REQUIRED TASK –
Look below. Copy each line that has "Hagner" in it.

PROVIDED DATA –

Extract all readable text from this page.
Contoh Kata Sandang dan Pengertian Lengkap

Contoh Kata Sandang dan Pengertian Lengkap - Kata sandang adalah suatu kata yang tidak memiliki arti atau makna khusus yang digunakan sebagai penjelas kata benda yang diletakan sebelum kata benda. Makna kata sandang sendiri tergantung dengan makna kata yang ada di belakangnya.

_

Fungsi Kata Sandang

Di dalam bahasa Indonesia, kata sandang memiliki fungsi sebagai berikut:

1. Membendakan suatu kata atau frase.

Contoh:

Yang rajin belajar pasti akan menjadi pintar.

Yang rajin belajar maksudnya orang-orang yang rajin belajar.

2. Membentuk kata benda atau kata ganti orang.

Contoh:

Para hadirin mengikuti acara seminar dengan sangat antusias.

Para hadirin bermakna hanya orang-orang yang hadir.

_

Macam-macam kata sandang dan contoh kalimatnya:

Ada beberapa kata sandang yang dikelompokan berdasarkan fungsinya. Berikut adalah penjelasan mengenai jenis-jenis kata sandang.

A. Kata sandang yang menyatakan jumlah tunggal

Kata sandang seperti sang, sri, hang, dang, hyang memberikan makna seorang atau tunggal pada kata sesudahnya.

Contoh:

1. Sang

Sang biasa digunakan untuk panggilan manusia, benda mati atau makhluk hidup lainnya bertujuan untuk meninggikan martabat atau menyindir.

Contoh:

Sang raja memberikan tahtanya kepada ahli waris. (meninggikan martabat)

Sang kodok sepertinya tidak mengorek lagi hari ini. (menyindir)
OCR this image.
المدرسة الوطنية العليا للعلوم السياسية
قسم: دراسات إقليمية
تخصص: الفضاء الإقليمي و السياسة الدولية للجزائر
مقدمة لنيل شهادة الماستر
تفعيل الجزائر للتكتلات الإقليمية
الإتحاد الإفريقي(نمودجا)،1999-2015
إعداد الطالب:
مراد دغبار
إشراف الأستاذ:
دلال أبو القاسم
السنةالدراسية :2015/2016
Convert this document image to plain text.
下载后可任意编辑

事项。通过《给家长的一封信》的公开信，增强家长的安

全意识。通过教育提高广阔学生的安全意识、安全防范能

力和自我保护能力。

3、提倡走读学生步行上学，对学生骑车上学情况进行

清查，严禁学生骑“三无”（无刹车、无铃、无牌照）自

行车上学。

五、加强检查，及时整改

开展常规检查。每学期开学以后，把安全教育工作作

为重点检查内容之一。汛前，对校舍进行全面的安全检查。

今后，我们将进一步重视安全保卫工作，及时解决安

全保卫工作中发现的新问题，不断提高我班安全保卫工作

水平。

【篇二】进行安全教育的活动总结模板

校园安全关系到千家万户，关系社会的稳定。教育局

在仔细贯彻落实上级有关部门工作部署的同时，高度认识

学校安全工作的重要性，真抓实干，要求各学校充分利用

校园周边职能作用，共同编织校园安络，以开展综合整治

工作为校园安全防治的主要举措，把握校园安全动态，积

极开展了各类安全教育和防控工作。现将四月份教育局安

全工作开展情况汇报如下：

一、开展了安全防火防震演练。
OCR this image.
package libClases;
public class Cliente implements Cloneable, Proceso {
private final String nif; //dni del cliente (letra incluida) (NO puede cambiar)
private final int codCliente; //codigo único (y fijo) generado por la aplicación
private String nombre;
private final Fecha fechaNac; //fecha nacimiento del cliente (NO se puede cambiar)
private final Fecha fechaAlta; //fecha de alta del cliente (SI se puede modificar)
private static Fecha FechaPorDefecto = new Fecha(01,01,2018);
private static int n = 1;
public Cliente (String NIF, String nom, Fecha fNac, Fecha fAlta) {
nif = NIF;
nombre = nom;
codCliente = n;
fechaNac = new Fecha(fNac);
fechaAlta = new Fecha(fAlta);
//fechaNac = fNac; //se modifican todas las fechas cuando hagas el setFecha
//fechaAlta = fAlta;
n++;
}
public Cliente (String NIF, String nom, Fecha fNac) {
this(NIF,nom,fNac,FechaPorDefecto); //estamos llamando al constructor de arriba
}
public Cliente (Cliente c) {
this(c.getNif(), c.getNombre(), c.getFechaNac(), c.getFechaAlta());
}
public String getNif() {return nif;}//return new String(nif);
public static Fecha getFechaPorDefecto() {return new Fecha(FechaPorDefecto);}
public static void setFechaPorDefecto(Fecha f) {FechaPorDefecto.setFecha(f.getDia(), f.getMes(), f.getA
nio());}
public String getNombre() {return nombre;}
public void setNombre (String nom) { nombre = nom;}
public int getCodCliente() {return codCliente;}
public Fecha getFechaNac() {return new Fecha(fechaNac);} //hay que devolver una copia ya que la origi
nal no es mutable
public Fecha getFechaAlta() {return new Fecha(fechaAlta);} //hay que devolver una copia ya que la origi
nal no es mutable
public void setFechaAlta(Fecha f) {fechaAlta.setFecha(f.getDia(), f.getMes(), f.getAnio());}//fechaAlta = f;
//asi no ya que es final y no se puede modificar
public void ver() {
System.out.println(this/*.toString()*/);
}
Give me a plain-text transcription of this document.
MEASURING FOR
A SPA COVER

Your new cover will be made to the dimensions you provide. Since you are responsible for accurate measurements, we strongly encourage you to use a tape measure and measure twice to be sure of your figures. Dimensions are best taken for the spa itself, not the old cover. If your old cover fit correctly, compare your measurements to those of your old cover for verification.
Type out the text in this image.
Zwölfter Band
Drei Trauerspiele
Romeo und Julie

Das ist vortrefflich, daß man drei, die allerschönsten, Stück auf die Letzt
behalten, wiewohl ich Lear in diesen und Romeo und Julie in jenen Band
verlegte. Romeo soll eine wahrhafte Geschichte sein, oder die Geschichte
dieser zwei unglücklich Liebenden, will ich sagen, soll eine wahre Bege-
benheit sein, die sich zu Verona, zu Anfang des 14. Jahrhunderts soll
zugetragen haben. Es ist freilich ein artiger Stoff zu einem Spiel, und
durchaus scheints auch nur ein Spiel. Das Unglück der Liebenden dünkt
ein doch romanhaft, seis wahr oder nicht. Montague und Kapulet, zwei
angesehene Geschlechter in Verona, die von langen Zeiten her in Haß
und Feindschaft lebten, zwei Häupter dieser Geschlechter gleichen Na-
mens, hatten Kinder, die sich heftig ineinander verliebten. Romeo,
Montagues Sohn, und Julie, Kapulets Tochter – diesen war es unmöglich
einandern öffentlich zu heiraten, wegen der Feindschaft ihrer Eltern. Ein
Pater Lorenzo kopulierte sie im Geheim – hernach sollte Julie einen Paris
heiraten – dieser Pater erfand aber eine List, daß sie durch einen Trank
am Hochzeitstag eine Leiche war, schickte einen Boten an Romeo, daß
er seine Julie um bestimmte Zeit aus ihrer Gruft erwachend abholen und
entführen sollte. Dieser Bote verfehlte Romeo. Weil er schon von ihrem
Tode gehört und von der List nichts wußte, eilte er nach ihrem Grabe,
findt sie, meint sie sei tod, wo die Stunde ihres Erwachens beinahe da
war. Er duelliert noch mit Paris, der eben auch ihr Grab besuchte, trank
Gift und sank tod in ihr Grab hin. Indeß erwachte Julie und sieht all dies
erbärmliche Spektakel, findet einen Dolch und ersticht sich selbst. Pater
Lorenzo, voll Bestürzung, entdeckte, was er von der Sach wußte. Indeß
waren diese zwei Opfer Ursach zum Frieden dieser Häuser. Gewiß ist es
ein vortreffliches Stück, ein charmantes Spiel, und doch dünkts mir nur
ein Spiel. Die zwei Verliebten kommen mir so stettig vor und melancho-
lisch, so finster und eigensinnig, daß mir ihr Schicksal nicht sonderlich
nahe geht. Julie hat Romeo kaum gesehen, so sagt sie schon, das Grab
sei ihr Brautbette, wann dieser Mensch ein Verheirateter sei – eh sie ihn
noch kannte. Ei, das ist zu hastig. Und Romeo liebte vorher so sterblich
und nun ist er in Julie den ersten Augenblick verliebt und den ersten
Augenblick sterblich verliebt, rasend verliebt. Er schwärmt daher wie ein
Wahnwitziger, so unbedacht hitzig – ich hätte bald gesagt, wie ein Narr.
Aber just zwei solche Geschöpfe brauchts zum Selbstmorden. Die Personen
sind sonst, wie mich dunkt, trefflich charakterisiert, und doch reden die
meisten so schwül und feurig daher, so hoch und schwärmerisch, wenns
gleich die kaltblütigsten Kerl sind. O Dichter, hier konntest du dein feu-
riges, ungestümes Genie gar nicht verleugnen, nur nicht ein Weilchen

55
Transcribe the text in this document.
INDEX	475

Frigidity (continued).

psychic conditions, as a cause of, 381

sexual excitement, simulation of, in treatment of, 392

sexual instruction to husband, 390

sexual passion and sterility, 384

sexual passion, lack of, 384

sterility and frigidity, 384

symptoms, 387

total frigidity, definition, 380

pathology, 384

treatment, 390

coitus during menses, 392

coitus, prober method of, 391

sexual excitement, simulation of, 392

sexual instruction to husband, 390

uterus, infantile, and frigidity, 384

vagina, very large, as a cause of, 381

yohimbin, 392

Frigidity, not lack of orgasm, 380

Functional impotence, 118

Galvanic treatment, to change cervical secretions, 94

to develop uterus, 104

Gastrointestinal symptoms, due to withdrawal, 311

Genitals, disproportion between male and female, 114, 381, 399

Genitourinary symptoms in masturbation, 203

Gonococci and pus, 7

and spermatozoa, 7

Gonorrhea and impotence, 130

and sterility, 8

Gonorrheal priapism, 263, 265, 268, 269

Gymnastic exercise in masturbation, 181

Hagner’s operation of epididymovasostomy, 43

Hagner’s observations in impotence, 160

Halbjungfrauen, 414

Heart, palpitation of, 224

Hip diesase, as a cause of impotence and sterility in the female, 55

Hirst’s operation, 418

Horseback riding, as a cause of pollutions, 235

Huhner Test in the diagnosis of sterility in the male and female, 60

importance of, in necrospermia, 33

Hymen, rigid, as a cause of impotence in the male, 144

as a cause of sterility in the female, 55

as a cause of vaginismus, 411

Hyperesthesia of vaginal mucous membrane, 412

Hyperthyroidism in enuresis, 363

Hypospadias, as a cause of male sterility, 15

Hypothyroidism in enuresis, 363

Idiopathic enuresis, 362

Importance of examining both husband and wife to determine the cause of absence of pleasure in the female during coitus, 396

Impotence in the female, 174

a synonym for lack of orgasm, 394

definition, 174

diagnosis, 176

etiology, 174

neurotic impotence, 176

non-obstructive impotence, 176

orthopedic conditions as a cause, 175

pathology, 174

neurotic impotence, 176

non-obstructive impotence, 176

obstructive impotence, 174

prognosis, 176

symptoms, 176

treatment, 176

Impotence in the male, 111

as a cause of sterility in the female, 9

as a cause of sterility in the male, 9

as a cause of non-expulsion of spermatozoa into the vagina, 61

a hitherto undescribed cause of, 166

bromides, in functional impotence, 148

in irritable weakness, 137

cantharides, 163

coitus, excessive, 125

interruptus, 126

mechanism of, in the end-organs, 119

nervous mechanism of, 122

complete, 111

FINISHED ANSWER –
Hagner’s operation of epididymovasostomy, 43
Hagner’s observations in impotence, 160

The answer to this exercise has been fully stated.